• [Description of the task] Do not carry the pictures over; copy every other part of the entries exactly.

──────── Information shown ────────

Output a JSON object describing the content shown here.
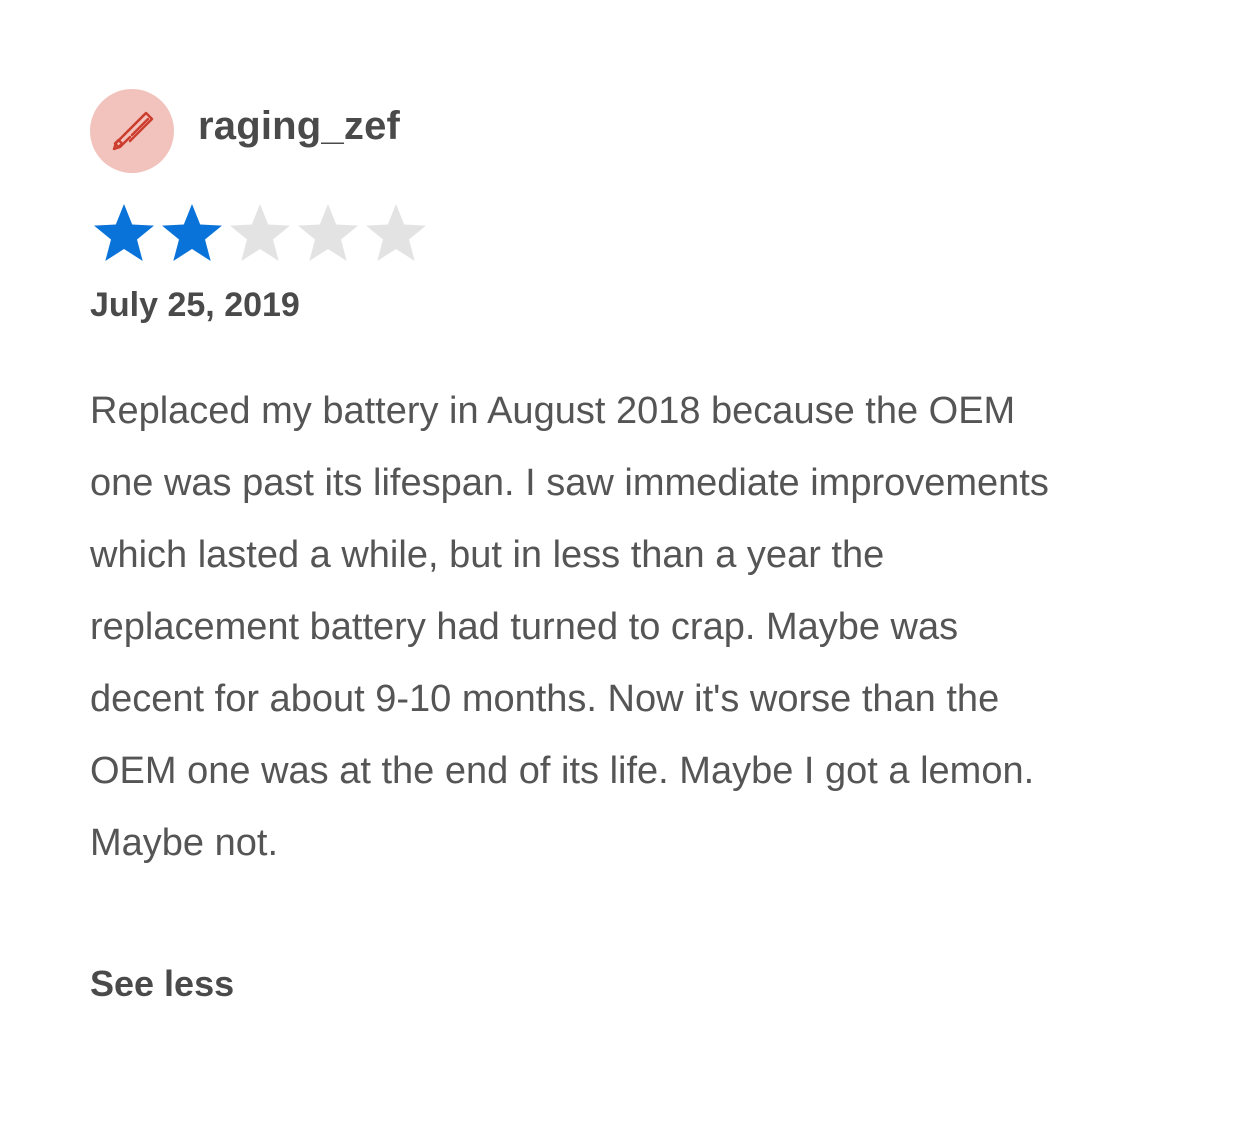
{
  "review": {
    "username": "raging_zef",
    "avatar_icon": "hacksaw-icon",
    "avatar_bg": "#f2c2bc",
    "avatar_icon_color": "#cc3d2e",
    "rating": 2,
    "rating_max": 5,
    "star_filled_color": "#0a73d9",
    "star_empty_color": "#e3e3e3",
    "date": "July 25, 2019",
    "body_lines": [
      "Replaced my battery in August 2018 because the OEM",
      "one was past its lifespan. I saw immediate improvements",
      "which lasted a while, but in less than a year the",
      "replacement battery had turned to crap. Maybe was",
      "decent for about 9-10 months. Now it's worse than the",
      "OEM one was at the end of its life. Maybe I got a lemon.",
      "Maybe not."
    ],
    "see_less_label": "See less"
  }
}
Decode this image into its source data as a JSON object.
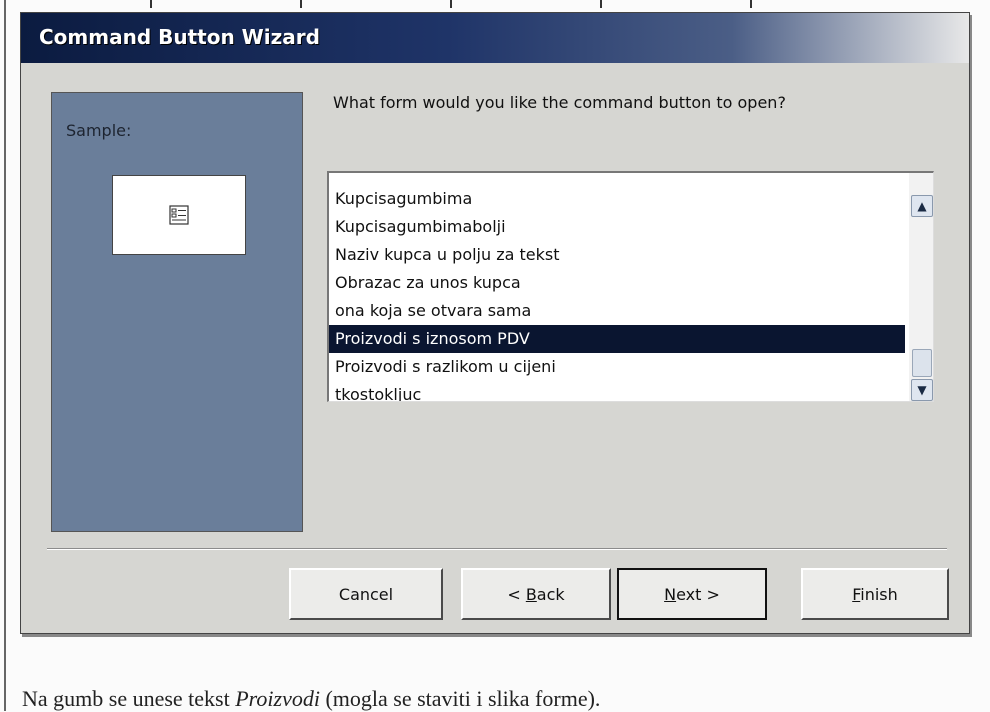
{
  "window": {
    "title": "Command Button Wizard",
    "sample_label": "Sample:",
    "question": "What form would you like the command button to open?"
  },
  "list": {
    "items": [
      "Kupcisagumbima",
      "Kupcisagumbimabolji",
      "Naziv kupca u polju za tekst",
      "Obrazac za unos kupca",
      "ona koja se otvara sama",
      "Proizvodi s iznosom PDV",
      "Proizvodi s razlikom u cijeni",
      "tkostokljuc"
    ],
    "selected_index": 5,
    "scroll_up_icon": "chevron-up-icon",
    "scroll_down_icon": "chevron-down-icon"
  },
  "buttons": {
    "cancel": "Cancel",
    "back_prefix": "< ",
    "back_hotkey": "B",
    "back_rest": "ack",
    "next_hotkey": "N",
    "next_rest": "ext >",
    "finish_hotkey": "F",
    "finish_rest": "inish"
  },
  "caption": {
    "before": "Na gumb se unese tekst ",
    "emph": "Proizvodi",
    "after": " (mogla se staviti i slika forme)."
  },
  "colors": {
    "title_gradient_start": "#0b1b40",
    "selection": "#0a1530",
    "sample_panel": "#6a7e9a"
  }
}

────────

• [Exercise solution]
Output a JSON object describing the content shown here.
{
  "review": {
    "username": "raging_zef",
    "avatar_icon": "hacksaw-icon",
    "avatar_bg": "#f2c2bc",
    "avatar_icon_color": "#cc3d2e",
    "rating": 2,
    "rating_max": 5,
    "star_filled_color": "#0a73d9",
    "star_empty_color": "#e3e3e3",
    "date": "July 25, 2019",
    "body_lines": [
      "Replaced my battery in August 2018 because the OEM",
      "one was past its lifespan. I saw immediate improvements",
      "which lasted a while, but in less than a year the",
      "replacement battery had turned to crap. Maybe was",
      "decent for about 9-10 months. Now it's worse than the",
      "OEM one was at the end of its life. Maybe I got a lemon.",
      "Maybe not."
    ],
    "see_less_label": "See less"
  }
}
Decode this image into its source data as a JSON object.
{
  "window": {
    "title": "Command Button Wizard",
    "sample_label": "Sample:",
    "question": "What form would you like the command button to open?"
  },
  "list": {
    "items": [
      "Kupcisagumbima",
      "Kupcisagumbimabolji",
      "Naziv kupca u polju za tekst",
      "Obrazac za unos kupca",
      "ona koja se otvara sama",
      "Proizvodi s iznosom PDV",
      "Proizvodi s razlikom u cijeni",
      "tkostokljuc"
    ],
    "selected_index": 5,
    "scroll_up_icon": "chevron-up-icon",
    "scroll_down_icon": "chevron-down-icon"
  },
  "buttons": {
    "cancel": "Cancel",
    "back_prefix": "< ",
    "back_hotkey": "B",
    "back_rest": "ack",
    "next_hotkey": "N",
    "next_rest": "ext >",
    "finish_hotkey": "F",
    "finish_rest": "inish"
  },
  "caption": {
    "before": "Na gumb se unese tekst ",
    "emph": "Proizvodi",
    "after": " (mogla se staviti i slika forme)."
  },
  "colors": {
    "title_gradient_start": "#0b1b40",
    "selection": "#0a1530",
    "sample_panel": "#6a7e9a"
  }
}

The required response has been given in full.